# [Required work]
Look through the listing below and work out how many of its lines hold the word "акционерных". Give only the number.

*** Dataset records

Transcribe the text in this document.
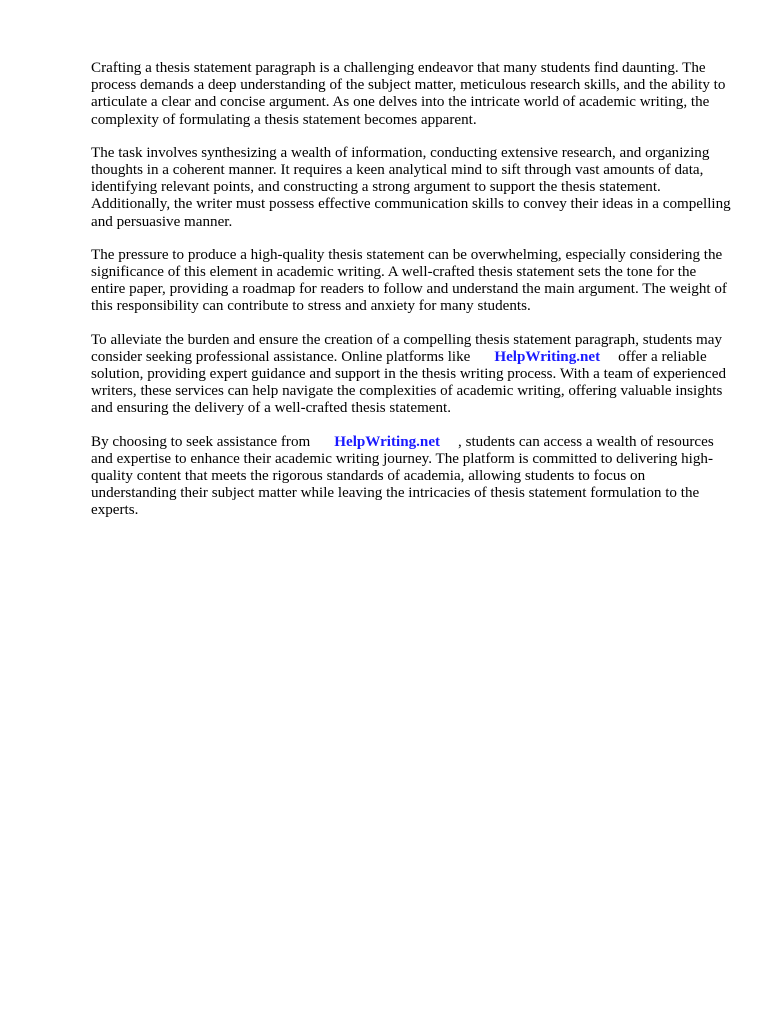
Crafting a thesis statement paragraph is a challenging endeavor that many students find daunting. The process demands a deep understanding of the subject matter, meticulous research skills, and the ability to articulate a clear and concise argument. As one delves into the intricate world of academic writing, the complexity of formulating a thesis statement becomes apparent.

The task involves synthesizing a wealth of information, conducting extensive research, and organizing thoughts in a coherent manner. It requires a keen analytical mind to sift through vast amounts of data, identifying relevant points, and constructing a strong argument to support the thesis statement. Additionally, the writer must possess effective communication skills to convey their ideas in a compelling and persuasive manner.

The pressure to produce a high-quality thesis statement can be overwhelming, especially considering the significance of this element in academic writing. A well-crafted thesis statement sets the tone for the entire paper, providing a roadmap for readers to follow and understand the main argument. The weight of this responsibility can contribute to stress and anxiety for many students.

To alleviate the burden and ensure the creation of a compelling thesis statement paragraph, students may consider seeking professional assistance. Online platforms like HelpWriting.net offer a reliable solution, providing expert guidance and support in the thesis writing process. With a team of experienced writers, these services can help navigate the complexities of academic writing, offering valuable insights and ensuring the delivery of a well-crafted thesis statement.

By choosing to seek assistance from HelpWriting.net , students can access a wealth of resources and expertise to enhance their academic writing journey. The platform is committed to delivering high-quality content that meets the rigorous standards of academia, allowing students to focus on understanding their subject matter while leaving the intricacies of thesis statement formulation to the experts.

******
*** Dataset records

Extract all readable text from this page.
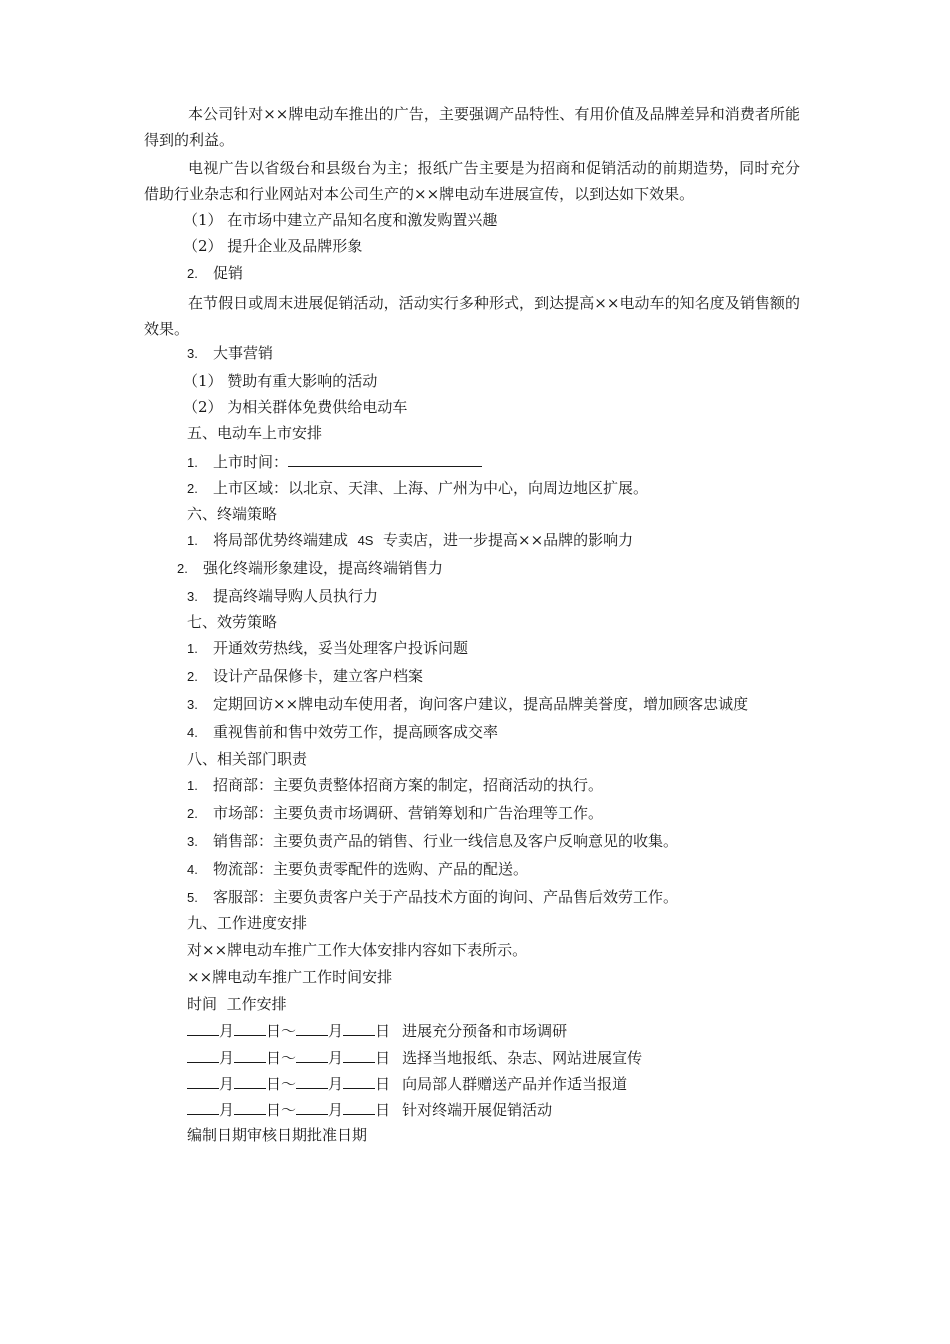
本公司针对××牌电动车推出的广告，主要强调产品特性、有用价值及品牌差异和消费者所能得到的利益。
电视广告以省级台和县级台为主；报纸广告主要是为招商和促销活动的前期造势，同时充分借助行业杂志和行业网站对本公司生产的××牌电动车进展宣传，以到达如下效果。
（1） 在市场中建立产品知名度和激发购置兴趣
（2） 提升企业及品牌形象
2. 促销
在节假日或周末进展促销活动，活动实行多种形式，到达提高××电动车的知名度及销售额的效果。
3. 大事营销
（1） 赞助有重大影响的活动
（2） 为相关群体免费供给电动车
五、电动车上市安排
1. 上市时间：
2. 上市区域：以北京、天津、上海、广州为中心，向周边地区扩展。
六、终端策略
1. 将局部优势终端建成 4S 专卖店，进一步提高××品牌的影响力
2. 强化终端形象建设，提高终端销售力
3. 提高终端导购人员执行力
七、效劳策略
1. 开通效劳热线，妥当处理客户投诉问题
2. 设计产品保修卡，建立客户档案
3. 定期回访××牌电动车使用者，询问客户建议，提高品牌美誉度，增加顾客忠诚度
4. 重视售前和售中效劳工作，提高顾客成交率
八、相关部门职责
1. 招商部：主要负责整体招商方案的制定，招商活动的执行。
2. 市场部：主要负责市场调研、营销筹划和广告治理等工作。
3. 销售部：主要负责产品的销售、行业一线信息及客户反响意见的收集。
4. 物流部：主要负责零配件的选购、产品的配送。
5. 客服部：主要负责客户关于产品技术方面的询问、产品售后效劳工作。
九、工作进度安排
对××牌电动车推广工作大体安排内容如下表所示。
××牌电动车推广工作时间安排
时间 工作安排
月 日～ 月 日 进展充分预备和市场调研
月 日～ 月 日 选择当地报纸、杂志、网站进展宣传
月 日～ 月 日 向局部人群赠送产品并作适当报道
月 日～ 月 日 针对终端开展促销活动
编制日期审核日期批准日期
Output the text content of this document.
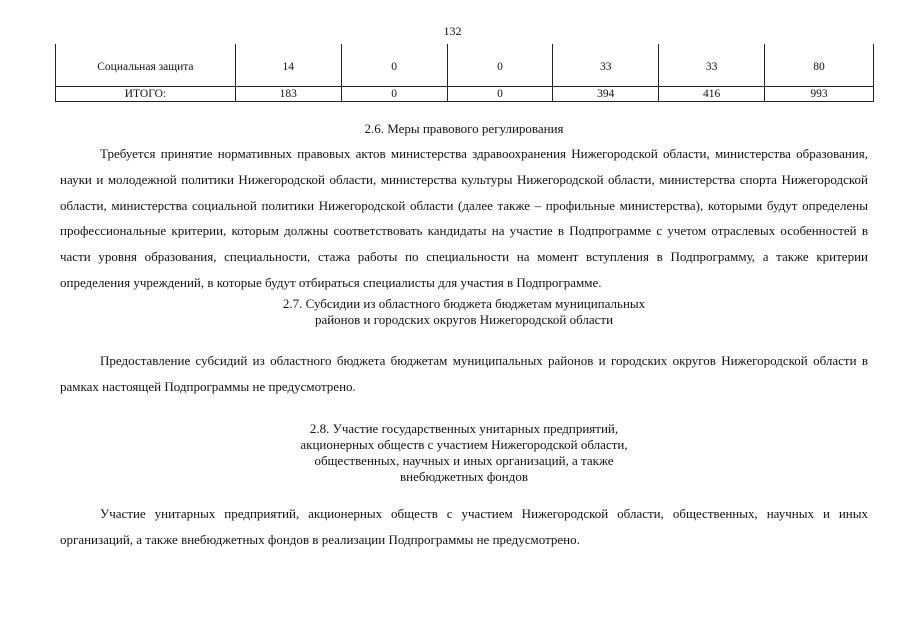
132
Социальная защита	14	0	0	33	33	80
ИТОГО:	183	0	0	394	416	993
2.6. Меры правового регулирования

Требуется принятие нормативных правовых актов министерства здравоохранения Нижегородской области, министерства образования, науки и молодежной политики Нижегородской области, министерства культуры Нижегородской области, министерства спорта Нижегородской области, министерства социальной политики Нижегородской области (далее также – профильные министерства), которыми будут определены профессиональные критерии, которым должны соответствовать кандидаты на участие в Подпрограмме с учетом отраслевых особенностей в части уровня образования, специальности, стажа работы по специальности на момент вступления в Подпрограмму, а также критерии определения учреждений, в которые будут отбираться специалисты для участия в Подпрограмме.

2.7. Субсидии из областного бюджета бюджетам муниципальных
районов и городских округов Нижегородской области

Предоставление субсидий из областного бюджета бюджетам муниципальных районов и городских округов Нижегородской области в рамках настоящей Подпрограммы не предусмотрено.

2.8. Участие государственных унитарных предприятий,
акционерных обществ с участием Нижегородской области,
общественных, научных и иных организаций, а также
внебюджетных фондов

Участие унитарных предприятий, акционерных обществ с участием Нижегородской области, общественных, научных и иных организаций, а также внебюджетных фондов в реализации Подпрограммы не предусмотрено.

******
*** Dataset records

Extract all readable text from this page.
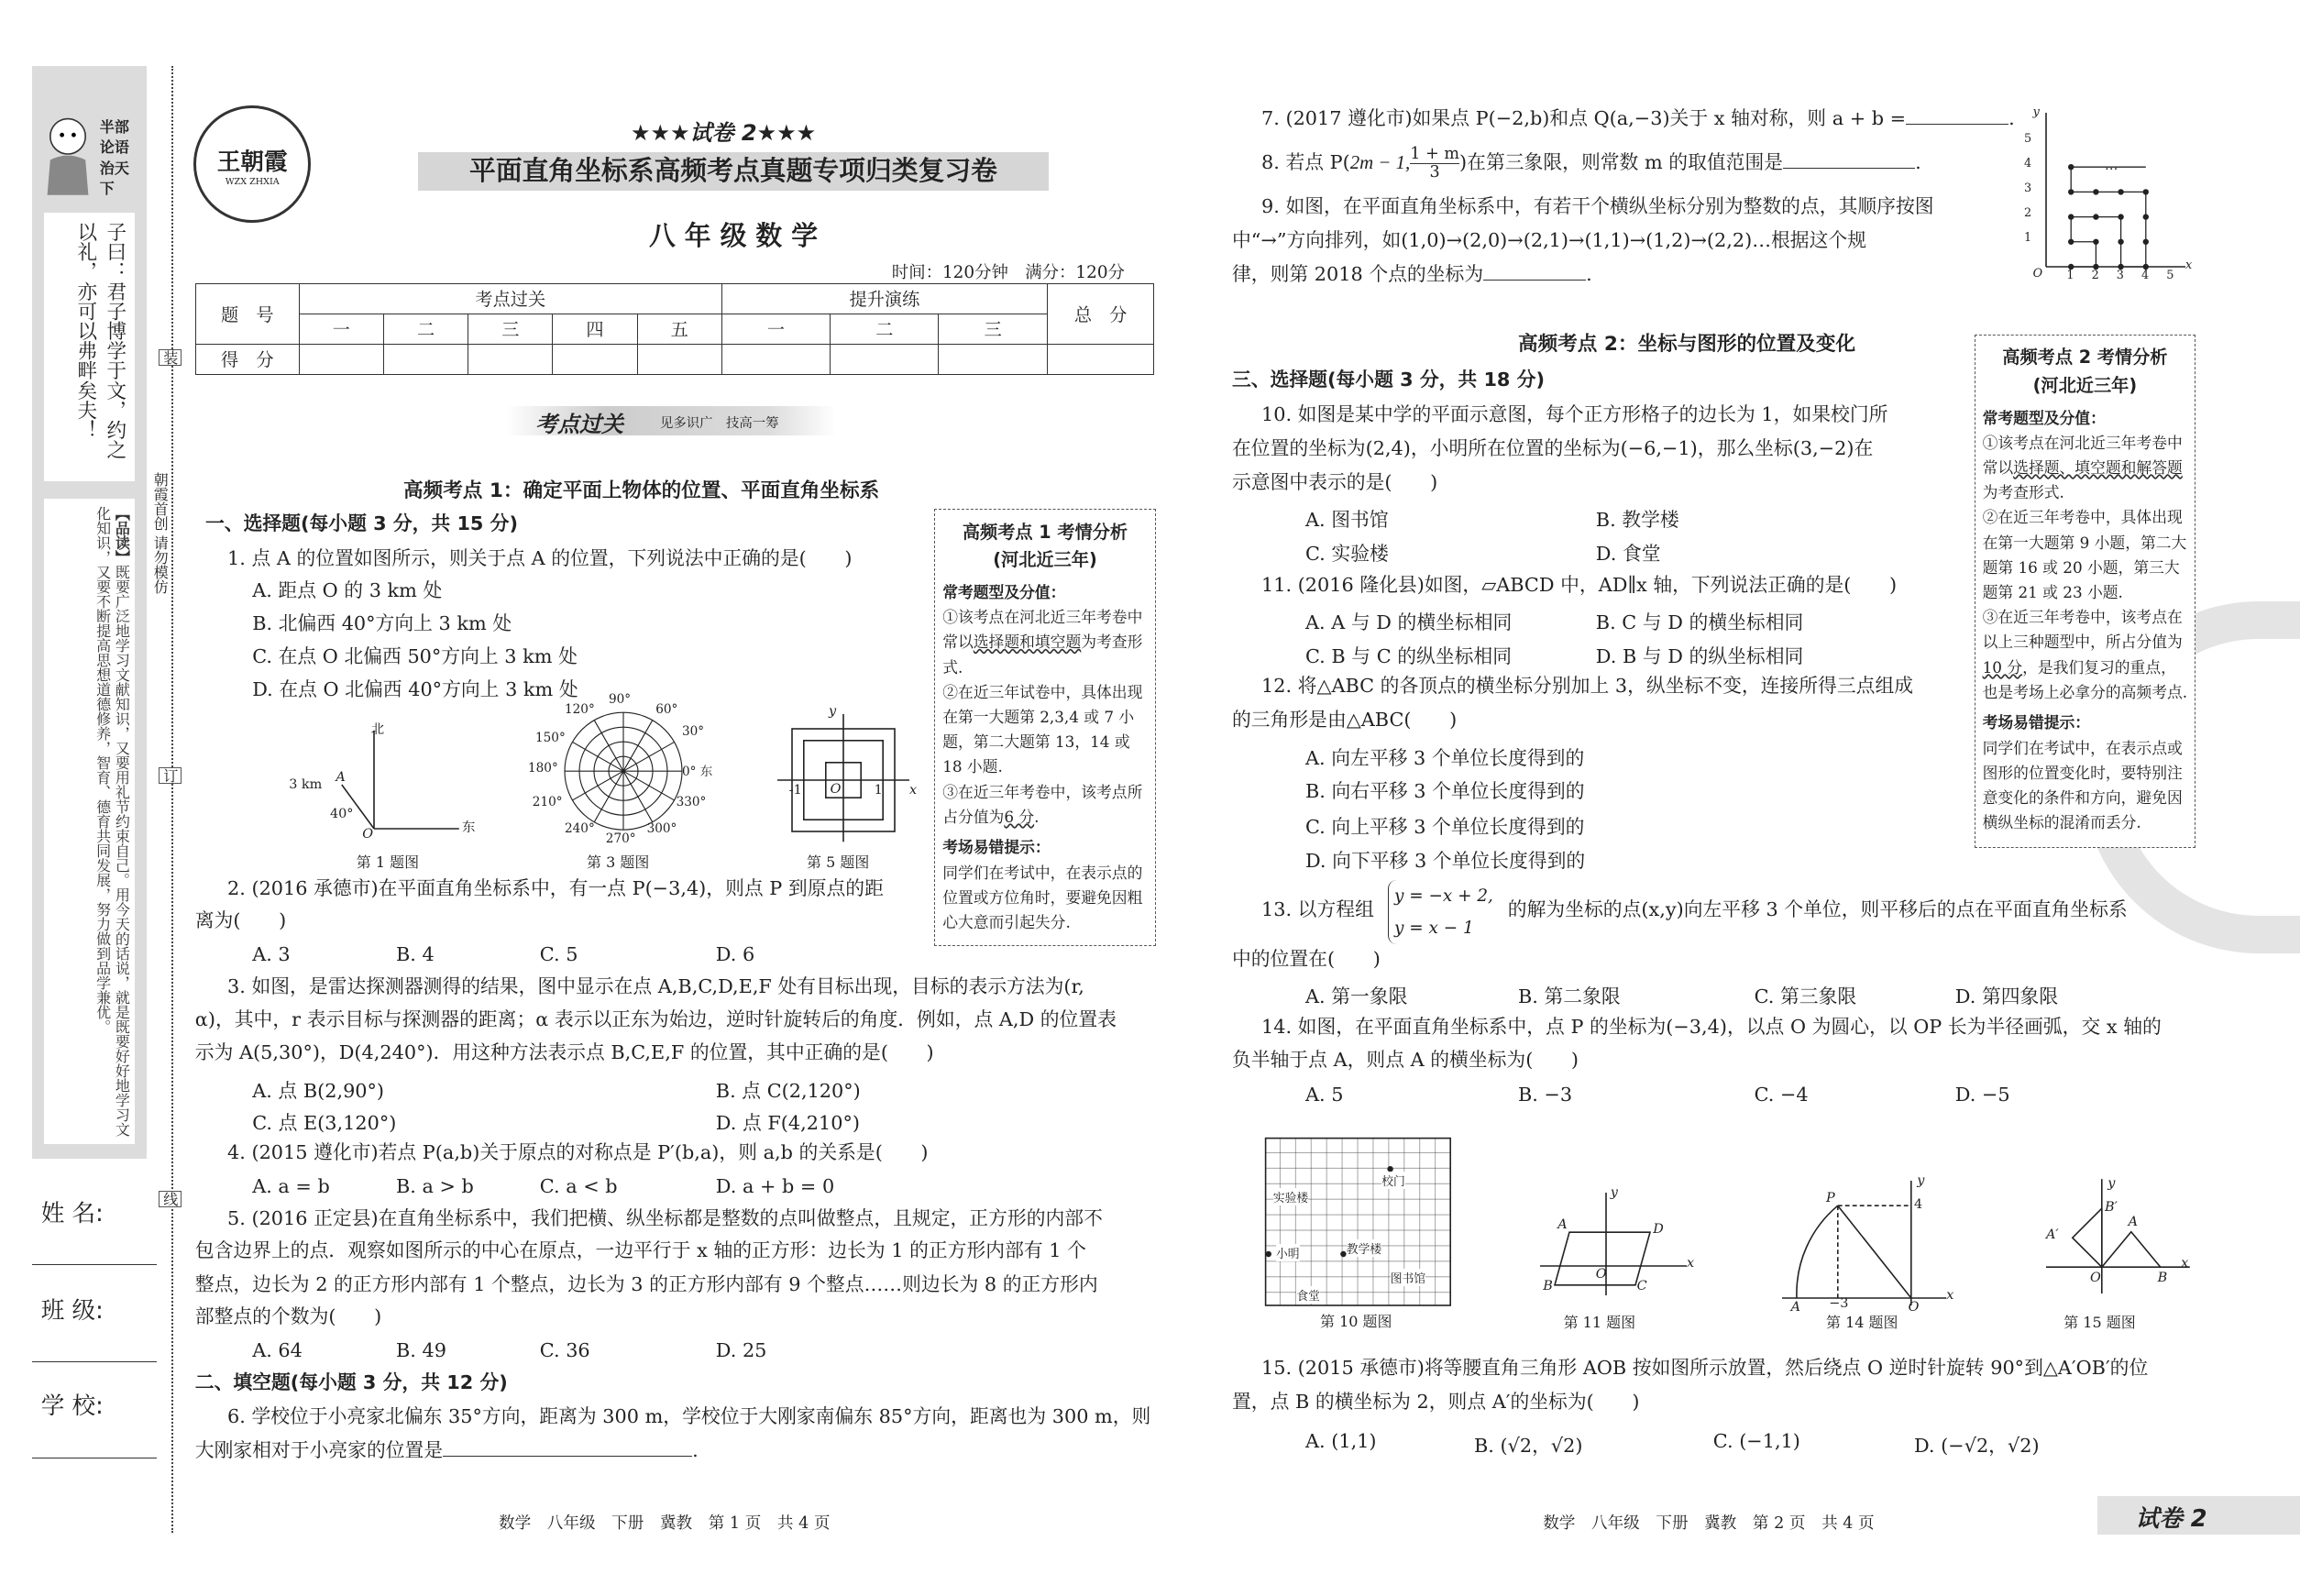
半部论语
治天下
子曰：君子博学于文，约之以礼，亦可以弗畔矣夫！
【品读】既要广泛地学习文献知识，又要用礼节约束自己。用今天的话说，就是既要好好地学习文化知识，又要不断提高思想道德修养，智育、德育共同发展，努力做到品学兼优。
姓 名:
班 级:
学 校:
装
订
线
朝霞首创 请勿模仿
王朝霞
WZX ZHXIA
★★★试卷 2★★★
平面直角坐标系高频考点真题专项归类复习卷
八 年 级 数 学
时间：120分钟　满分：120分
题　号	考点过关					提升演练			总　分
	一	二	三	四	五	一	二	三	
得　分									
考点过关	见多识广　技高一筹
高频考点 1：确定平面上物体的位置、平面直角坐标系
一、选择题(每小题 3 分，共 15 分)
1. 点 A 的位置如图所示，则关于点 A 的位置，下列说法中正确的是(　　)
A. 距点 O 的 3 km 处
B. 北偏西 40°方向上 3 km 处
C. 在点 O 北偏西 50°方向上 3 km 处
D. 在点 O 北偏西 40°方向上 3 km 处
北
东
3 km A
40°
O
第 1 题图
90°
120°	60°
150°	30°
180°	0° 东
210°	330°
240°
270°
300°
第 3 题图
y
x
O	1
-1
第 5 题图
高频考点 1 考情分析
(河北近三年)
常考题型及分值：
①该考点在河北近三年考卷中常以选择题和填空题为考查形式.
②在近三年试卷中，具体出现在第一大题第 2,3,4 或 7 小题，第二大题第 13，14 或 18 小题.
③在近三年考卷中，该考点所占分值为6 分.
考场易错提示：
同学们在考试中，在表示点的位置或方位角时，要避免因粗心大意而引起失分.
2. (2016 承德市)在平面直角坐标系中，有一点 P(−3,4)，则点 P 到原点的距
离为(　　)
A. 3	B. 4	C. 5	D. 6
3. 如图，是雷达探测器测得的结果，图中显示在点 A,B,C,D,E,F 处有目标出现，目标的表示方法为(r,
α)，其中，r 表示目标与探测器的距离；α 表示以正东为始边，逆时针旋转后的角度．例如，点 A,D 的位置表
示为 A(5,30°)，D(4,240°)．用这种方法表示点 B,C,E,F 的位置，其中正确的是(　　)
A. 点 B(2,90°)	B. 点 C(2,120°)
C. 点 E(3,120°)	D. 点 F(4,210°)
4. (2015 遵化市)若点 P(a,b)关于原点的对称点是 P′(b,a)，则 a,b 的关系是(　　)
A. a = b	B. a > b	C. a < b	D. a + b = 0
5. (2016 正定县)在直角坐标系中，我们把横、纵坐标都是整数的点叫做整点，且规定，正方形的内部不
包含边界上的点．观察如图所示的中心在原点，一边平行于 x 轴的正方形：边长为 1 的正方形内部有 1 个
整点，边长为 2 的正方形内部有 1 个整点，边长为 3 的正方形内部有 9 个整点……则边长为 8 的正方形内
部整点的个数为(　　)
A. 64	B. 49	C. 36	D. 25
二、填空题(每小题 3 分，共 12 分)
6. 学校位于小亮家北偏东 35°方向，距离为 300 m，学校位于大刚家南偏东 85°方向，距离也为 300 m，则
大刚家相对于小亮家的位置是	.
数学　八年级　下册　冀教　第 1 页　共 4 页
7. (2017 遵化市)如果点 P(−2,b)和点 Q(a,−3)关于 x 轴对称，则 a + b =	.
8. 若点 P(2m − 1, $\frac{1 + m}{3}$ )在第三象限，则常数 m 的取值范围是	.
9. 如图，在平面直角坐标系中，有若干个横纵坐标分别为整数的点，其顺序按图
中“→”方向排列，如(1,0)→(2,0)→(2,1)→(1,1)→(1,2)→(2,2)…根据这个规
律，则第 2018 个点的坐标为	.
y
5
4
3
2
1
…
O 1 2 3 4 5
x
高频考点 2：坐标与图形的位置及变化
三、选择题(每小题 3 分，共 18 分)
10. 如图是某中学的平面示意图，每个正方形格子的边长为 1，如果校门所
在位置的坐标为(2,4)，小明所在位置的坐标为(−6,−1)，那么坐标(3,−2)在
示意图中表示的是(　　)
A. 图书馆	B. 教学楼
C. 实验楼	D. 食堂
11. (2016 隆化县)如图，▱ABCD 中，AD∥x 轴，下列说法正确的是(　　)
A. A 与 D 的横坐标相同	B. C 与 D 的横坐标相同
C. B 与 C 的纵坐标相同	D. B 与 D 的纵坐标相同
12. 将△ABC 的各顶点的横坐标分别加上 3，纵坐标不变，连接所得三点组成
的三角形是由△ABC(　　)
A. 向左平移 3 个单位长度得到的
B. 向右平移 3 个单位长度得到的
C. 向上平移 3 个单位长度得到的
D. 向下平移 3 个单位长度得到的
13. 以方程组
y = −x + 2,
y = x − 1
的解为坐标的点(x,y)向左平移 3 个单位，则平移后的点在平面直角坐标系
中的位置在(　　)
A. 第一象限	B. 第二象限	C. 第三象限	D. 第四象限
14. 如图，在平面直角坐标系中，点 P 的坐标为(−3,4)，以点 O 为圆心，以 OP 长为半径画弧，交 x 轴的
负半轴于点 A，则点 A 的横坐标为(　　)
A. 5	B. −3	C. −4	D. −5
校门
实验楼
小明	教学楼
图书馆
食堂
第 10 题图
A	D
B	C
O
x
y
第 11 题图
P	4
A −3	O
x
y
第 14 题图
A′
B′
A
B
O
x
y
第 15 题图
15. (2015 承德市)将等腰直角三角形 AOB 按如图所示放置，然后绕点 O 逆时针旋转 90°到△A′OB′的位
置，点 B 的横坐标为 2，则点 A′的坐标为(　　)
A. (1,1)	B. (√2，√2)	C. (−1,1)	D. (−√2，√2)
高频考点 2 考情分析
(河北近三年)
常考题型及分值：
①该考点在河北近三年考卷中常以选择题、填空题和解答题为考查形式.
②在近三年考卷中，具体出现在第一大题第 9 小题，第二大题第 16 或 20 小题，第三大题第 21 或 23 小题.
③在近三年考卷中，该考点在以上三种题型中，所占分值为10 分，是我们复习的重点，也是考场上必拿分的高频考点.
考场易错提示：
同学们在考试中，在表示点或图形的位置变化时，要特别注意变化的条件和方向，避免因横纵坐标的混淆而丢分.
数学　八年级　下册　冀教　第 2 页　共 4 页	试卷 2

******

# [Correct output]
2